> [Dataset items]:
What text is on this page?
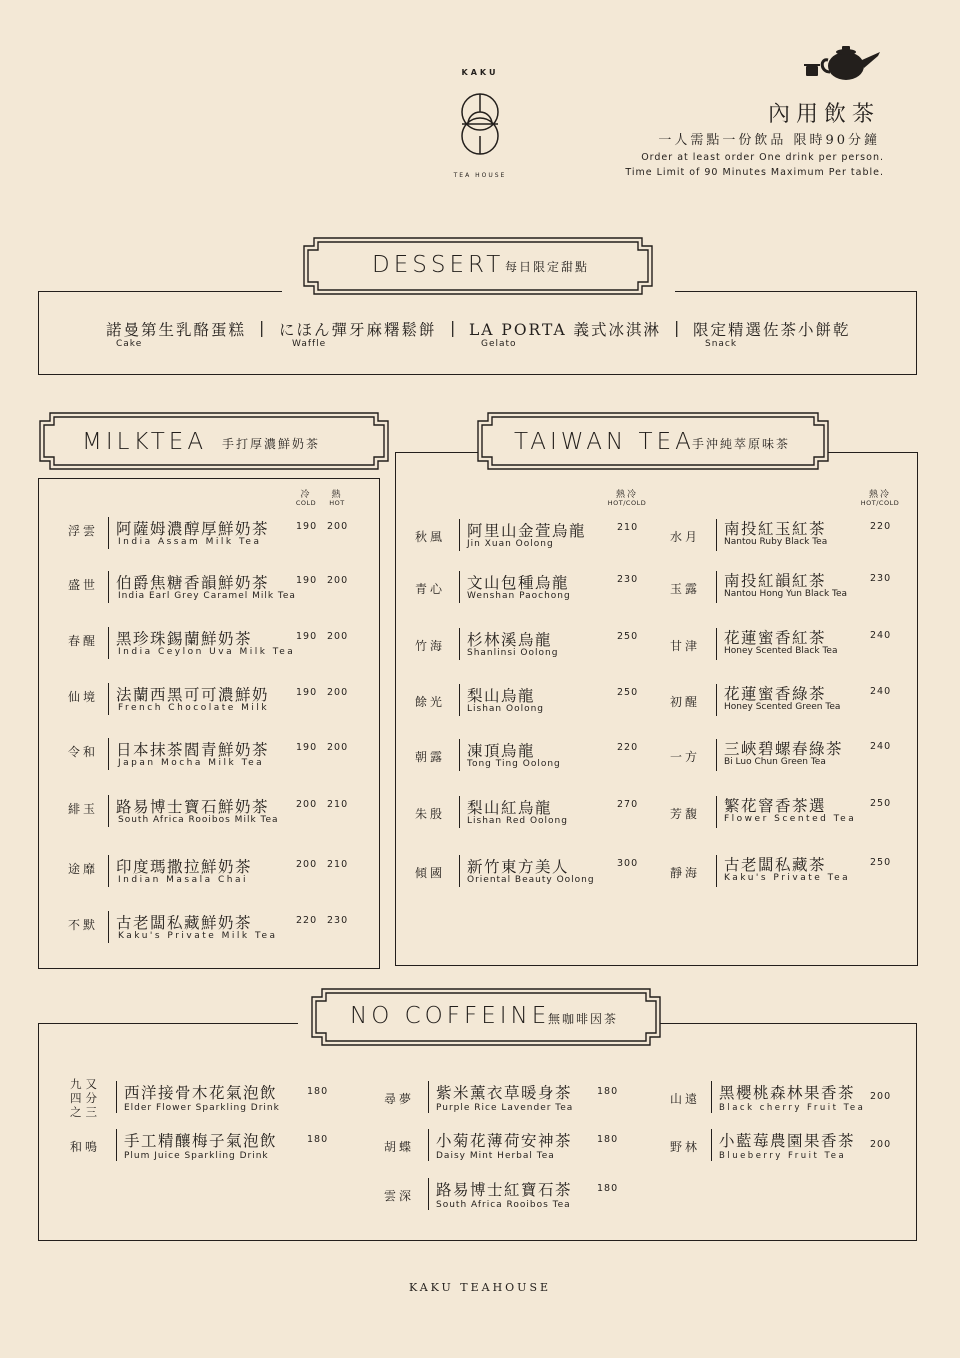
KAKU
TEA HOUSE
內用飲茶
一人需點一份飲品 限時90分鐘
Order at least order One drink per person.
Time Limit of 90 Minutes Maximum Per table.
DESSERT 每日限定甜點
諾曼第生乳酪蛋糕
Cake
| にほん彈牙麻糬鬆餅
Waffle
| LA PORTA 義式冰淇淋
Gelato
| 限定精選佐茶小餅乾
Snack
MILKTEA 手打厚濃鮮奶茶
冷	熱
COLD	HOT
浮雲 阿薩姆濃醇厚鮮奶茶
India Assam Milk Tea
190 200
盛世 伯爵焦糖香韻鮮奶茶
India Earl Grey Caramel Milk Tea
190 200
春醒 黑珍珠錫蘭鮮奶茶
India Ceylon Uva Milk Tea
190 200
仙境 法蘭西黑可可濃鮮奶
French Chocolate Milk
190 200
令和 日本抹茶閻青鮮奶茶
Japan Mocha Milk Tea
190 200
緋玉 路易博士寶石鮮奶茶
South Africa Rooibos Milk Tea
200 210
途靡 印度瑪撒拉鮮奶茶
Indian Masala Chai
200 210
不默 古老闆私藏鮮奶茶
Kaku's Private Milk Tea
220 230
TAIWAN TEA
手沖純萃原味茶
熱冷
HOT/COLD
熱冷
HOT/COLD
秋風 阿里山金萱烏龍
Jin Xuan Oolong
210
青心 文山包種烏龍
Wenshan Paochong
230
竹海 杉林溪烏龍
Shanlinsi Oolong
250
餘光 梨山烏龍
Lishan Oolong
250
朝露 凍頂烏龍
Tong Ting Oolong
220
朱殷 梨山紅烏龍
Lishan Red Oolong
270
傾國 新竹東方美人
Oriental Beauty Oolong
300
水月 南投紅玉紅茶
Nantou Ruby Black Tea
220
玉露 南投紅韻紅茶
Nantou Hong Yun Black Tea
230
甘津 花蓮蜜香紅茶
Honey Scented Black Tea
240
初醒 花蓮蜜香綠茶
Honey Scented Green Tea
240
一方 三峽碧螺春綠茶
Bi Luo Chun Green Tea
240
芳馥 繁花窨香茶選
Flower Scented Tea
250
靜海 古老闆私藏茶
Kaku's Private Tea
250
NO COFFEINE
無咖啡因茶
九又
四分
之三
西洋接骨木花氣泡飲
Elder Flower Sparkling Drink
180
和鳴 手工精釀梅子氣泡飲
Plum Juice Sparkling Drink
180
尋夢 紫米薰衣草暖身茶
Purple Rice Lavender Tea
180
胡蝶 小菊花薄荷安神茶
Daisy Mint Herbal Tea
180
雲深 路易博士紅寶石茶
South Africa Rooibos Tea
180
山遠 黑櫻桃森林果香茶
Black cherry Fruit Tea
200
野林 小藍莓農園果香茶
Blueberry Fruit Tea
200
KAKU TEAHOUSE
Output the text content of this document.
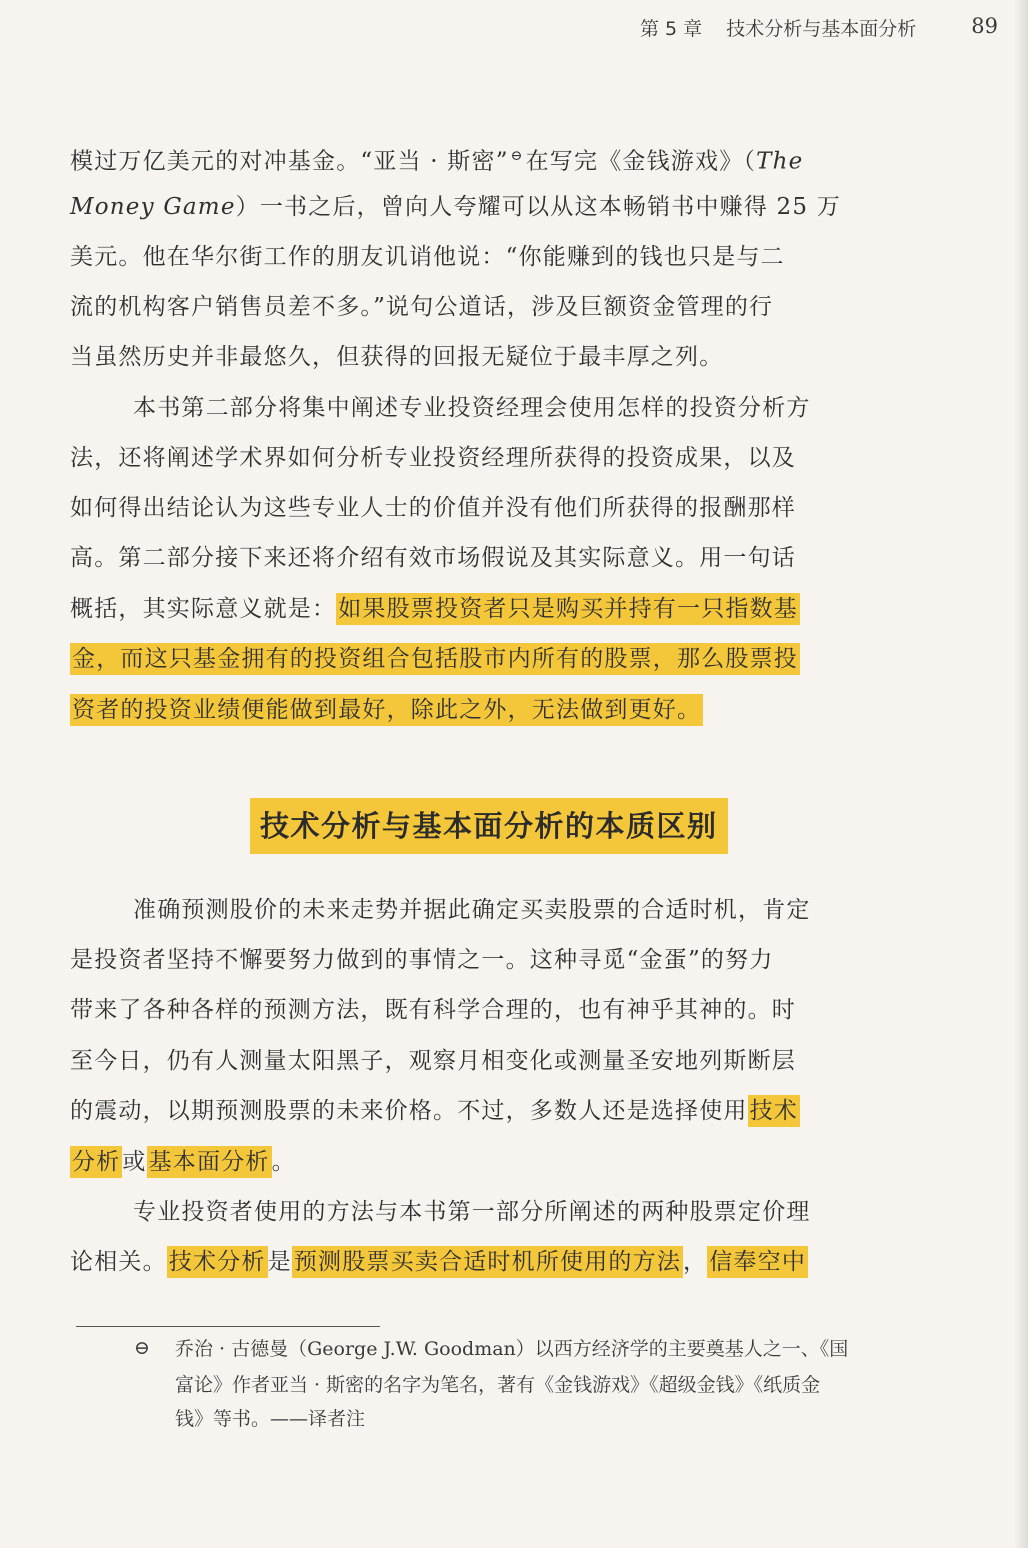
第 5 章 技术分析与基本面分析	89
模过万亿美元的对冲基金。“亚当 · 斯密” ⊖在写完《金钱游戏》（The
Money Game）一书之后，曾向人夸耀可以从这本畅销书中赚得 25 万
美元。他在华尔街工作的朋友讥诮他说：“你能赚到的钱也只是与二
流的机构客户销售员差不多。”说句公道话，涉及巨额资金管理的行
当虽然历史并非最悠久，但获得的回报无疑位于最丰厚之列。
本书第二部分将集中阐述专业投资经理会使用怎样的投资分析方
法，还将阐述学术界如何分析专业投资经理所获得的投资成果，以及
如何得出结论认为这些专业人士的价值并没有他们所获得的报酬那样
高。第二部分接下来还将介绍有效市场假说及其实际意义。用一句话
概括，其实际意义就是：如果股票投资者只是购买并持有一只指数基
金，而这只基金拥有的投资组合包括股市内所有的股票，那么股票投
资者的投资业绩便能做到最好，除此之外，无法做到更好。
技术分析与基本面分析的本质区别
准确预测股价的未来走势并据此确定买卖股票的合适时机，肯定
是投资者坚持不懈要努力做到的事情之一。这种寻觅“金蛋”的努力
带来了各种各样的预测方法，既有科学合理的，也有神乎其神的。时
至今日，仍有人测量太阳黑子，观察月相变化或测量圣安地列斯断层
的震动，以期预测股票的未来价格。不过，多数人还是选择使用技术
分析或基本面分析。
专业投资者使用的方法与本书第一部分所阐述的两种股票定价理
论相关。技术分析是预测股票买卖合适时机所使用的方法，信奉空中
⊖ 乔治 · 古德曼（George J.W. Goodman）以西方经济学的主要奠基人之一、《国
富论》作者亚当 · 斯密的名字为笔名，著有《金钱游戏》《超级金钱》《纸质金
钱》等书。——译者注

> [WORK REQUIRED]:
Repeat the material above verbatim, with no pictures in the output.

> [FINAL RESULT]:
What text is on this page?
KAKU
TEA HOUSE
內用飲茶
一人需點一份飲品 限時90分鐘
Order at least order One drink per person.
Time Limit of 90 Minutes Maximum Per table.
DESSERT 每日限定甜點
諾曼第生乳酪蛋糕
Cake
| にほん彈牙麻糬鬆餅
Waffle
| LA PORTA 義式冰淇淋
Gelato
| 限定精選佐茶小餅乾
Snack
MILKTEA 手打厚濃鮮奶茶
冷	熱
COLD	HOT
浮雲 阿薩姆濃醇厚鮮奶茶
India Assam Milk Tea
190 200
盛世 伯爵焦糖香韻鮮奶茶
India Earl Grey Caramel Milk Tea
190 200
春醒 黑珍珠錫蘭鮮奶茶
India Ceylon Uva Milk Tea
190 200
仙境 法蘭西黑可可濃鮮奶
French Chocolate Milk
190 200
令和 日本抹茶閻青鮮奶茶
Japan Mocha Milk Tea
190 200
緋玉 路易博士寶石鮮奶茶
South Africa Rooibos Milk Tea
200 210
途靡 印度瑪撒拉鮮奶茶
Indian Masala Chai
200 210
不默 古老闆私藏鮮奶茶
Kaku's Private Milk Tea
220 230
TAIWAN TEA
手沖純萃原味茶
熱冷
HOT/COLD
熱冷
HOT/COLD
秋風 阿里山金萱烏龍
Jin Xuan Oolong
210
青心 文山包種烏龍
Wenshan Paochong
230
竹海 杉林溪烏龍
Shanlinsi Oolong
250
餘光 梨山烏龍
Lishan Oolong
250
朝露 凍頂烏龍
Tong Ting Oolong
220
朱殷 梨山紅烏龍
Lishan Red Oolong
270
傾國 新竹東方美人
Oriental Beauty Oolong
300
水月 南投紅玉紅茶
Nantou Ruby Black Tea
220
玉露 南投紅韻紅茶
Nantou Hong Yun Black Tea
230
甘津 花蓮蜜香紅茶
Honey Scented Black Tea
240
初醒 花蓮蜜香綠茶
Honey Scented Green Tea
240
一方 三峽碧螺春綠茶
Bi Luo Chun Green Tea
240
芳馥 繁花窨香茶選
Flower Scented Tea
250
靜海 古老闆私藏茶
Kaku's Private Tea
250
NO COFFEINE
無咖啡因茶
九又
四分
之三
西洋接骨木花氣泡飲
Elder Flower Sparkling Drink
180
和鳴 手工精釀梅子氣泡飲
Plum Juice Sparkling Drink
180
尋夢 紫米薰衣草暖身茶
Purple Rice Lavender Tea
180
胡蝶 小菊花薄荷安神茶
Daisy Mint Herbal Tea
180
雲深 路易博士紅寶石茶
South Africa Rooibos Tea
180
山遠 黑櫻桃森林果香茶
Black cherry Fruit Tea
200
野林 小藍莓農園果香茶
Blueberry Fruit Tea
200
KAKU TEAHOUSE
Output the text content of this document.
第 5 章 技术分析与基本面分析	89
模过万亿美元的对冲基金。“亚当 · 斯密” ⊖在写完《金钱游戏》（The
Money Game）一书之后，曾向人夸耀可以从这本畅销书中赚得 25 万
美元。他在华尔街工作的朋友讥诮他说：“你能赚到的钱也只是与二
流的机构客户销售员差不多。”说句公道话，涉及巨额资金管理的行
当虽然历史并非最悠久，但获得的回报无疑位于最丰厚之列。
本书第二部分将集中阐述专业投资经理会使用怎样的投资分析方
法，还将阐述学术界如何分析专业投资经理所获得的投资成果，以及
如何得出结论认为这些专业人士的价值并没有他们所获得的报酬那样
高。第二部分接下来还将介绍有效市场假说及其实际意义。用一句话
概括，其实际意义就是：如果股票投资者只是购买并持有一只指数基
金，而这只基金拥有的投资组合包括股市内所有的股票，那么股票投
资者的投资业绩便能做到最好，除此之外，无法做到更好。
技术分析与基本面分析的本质区别
准确预测股价的未来走势并据此确定买卖股票的合适时机，肯定
是投资者坚持不懈要努力做到的事情之一。这种寻觅“金蛋”的努力
带来了各种各样的预测方法，既有科学合理的，也有神乎其神的。时
至今日，仍有人测量太阳黑子，观察月相变化或测量圣安地列斯断层
的震动，以期预测股票的未来价格。不过，多数人还是选择使用技术
分析或基本面分析。
专业投资者使用的方法与本书第一部分所阐述的两种股票定价理
论相关。技术分析是预测股票买卖合适时机所使用的方法，信奉空中
⊖ 乔治 · 古德曼（George J.W. Goodman）以西方经济学的主要奠基人之一、《国
富论》作者亚当 · 斯密的名字为笔名，著有《金钱游戏》《超级金钱》《纸质金
钱》等书。——译者注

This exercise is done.